** Begin Information given **
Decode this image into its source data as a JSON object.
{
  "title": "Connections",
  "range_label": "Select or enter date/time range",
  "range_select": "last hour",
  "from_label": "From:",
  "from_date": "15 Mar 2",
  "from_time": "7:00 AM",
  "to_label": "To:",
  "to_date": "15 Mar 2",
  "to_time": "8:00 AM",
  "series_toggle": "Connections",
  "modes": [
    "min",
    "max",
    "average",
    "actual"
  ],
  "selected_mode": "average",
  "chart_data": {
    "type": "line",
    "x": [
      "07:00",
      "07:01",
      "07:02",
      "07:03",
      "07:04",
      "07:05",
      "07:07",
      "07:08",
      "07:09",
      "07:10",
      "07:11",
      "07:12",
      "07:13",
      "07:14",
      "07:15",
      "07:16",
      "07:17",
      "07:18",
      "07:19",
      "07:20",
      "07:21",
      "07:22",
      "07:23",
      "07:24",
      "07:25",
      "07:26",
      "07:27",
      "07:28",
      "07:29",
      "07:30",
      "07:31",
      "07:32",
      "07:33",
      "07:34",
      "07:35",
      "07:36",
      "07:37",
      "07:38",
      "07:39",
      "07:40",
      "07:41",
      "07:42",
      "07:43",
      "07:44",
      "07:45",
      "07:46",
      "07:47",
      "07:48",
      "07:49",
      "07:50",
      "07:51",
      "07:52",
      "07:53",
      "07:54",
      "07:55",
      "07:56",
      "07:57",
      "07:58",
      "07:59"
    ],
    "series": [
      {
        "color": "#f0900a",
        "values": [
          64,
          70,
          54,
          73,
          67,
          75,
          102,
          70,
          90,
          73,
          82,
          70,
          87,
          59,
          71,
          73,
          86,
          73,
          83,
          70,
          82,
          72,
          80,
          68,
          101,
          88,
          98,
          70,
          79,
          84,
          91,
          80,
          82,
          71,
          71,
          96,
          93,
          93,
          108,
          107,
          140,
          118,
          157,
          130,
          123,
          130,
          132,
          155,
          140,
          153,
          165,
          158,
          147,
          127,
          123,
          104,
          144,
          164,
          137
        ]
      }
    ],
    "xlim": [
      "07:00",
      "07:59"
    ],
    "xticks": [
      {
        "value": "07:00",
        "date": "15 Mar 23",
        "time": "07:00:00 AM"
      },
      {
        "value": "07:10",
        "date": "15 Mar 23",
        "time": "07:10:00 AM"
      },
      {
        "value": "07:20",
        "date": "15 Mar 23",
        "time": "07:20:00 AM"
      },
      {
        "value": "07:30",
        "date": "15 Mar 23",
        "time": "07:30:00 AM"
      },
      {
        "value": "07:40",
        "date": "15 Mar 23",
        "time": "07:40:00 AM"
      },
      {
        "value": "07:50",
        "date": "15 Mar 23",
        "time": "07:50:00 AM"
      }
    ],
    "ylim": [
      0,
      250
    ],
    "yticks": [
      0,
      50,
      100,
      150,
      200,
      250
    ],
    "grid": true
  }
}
** End Information given **
**Problem to solve:**
Read the entries above, then pull out the lines that include "Connections".

**Response:**
  "title": "Connections",
  "series_toggle": "Connections",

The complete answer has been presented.